## PROBLEM DESCRIPTION
Convert every line of the records into a numbered list, leaving out any blank lines.

____ DATASET EXCERPTS

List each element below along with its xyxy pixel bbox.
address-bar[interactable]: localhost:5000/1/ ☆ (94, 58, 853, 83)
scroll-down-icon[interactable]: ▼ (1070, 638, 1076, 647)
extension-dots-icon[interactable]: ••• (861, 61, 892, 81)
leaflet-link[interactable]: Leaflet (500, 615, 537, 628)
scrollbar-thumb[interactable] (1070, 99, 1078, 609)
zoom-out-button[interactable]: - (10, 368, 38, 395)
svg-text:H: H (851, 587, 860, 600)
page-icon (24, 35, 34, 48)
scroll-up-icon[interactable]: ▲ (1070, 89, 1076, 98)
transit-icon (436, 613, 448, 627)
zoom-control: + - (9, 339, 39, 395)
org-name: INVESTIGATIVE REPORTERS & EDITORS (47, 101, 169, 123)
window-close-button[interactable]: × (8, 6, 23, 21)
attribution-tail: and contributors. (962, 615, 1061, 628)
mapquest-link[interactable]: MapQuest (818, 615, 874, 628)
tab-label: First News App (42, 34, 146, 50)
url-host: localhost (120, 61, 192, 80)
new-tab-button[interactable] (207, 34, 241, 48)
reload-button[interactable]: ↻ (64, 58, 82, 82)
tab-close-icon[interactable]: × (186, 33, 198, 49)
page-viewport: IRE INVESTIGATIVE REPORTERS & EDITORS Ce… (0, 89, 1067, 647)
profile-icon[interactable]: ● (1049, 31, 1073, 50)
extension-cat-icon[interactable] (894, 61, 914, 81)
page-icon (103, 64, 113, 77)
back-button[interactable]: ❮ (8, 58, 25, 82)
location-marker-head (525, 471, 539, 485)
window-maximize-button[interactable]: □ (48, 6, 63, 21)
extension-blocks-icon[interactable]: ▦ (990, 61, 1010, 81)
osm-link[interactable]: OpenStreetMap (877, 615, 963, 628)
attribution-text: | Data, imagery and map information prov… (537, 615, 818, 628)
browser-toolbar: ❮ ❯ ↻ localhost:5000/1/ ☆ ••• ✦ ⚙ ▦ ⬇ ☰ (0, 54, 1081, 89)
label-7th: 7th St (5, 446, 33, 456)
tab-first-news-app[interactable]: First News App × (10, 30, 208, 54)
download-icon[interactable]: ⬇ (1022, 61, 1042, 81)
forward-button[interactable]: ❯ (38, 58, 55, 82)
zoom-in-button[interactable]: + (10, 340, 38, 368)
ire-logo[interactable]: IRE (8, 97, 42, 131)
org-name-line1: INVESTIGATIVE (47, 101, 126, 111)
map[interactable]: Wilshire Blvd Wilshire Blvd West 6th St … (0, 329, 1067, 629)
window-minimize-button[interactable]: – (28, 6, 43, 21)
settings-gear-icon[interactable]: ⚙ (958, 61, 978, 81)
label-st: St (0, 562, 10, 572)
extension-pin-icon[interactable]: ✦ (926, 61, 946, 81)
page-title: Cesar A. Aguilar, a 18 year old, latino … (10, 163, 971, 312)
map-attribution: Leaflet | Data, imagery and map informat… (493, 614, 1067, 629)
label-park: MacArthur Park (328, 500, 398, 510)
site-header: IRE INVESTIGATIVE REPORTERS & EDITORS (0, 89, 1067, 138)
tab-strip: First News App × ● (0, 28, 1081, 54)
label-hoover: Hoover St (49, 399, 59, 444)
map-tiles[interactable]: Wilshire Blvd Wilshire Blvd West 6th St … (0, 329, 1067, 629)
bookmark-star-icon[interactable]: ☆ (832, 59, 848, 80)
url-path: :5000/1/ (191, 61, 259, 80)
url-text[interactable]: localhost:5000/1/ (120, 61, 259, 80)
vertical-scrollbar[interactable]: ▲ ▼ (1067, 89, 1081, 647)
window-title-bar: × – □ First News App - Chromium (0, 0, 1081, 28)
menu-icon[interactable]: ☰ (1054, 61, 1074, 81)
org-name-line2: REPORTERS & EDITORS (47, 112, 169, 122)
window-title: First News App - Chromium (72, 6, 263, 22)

________

## ANSWER BELOW
1. List each element below along with its xyxy pixel bbox.
2. address-bar[interactable]: localhost:5000/1/ ☆ (94, 58, 853, 83)
3. scroll-down-icon[interactable]: ▼ (1070, 638, 1076, 647)
4. extension-dots-icon[interactable]: ••• (861, 61, 892, 81)
5. leaflet-link[interactable]: Leaflet (500, 615, 537, 628)
6. scrollbar-thumb[interactable] (1070, 99, 1078, 609)
7. zoom-out-button[interactable]: - (10, 368, 38, 395)
8. svg-text:H: H (851, 587, 860, 600)
9. page-icon (24, 35, 34, 48)
10. scroll-up-icon[interactable]: ▲ (1070, 89, 1076, 98)
11. transit-icon (436, 613, 448, 627)
12. zoom-control: + - (9, 339, 39, 395)
13. org-name: INVESTIGATIVE REPORTERS & EDITORS (47, 101, 169, 123)
14. window-close-button[interactable]: × (8, 6, 23, 21)
15. attribution-tail: and contributors. (962, 615, 1061, 628)
16. mapquest-link[interactable]: MapQuest (818, 615, 874, 628)
17. tab-label: First News App (42, 34, 146, 50)
18. url-host: localhost (120, 61, 192, 80)
19. new-tab-button[interactable] (207, 34, 241, 48)
20. reload-button[interactable]: ↻ (64, 58, 82, 82)
21. tab-close-icon[interactable]: × (186, 33, 198, 49)
22. page-viewport: IRE INVESTIGATIVE REPORTERS & EDITORS Ce… (0, 89, 1067, 647)
23. profile-icon[interactable]: ● (1049, 31, 1073, 50)
24. extension-cat-icon[interactable] (894, 61, 914, 81)
25. page-icon (103, 64, 113, 77)
26. back-button[interactable]: ❮ (8, 58, 25, 82)
27. location-marker-head (525, 471, 539, 485)
28. window-maximize-button[interactable]: □ (48, 6, 63, 21)
29. extension-blocks-icon[interactable]: ▦ (990, 61, 1010, 81)
30. osm-link[interactable]: OpenStreetMap (877, 615, 963, 628)
31. attribution-text: | Data, imagery and map information prov… (537, 615, 818, 628)
32. browser-toolbar: ❮ ❯ ↻ localhost:5000/1/ ☆ ••• ✦ ⚙ ▦ ⬇ ☰ (0, 54, 1081, 89)
33. label-7th: 7th St (5, 446, 33, 456)
34. tab-first-news-app[interactable]: First News App × (10, 30, 208, 54)
35. download-icon[interactable]: ⬇ (1022, 61, 1042, 81)
36. forward-button[interactable]: ❯ (38, 58, 55, 82)
37. zoom-in-button[interactable]: + (10, 340, 38, 368)
38. ire-logo[interactable]: IRE (8, 97, 42, 131)
39. org-name-line1: INVESTIGATIVE (47, 101, 126, 111)
40. map[interactable]: Wilshire Blvd Wilshire Blvd West 6th St … (0, 329, 1067, 629)
41. window-minimize-button[interactable]: – (28, 6, 43, 21)
42. settings-gear-icon[interactable]: ⚙ (958, 61, 978, 81)
43. label-st: St (0, 562, 10, 572)
44. extension-pin-icon[interactable]: ✦ (926, 61, 946, 81)
45. page-title: Cesar A. Aguilar, a 18 year old, latino … (10, 163, 971, 312)
46. map-attribution: Leaflet | Data, imagery and map informat… (493, 614, 1067, 629)
47. label-park: MacArthur Park (328, 500, 398, 510)
48. site-header: IRE INVESTIGATIVE REPORTERS & EDITORS (0, 89, 1067, 138)
49. tab-strip: First News App × ● (0, 28, 1081, 54)
50. label-hoover: Hoover St (49, 399, 59, 444)
51. map-tiles[interactable]: Wilshire Blvd Wilshire Blvd West 6th St … (0, 329, 1067, 629)
52. bookmark-star-icon[interactable]: ☆ (832, 59, 848, 80)
53. url-path: :5000/1/ (191, 61, 259, 80)
54. url-text[interactable]: localhost:5000/1/ (120, 61, 259, 80)
55. vertical-scrollbar[interactable]: ▲ ▼ (1067, 89, 1081, 647)
56. window-title-bar: × – □ First News App - Chromium (0, 0, 1081, 28)
57. menu-icon[interactable]: ☰ (1054, 61, 1074, 81)
58. org-name-line2: REPORTERS & EDITORS (47, 112, 169, 122)
59. window-title: First News App - Chromium (72, 6, 263, 22)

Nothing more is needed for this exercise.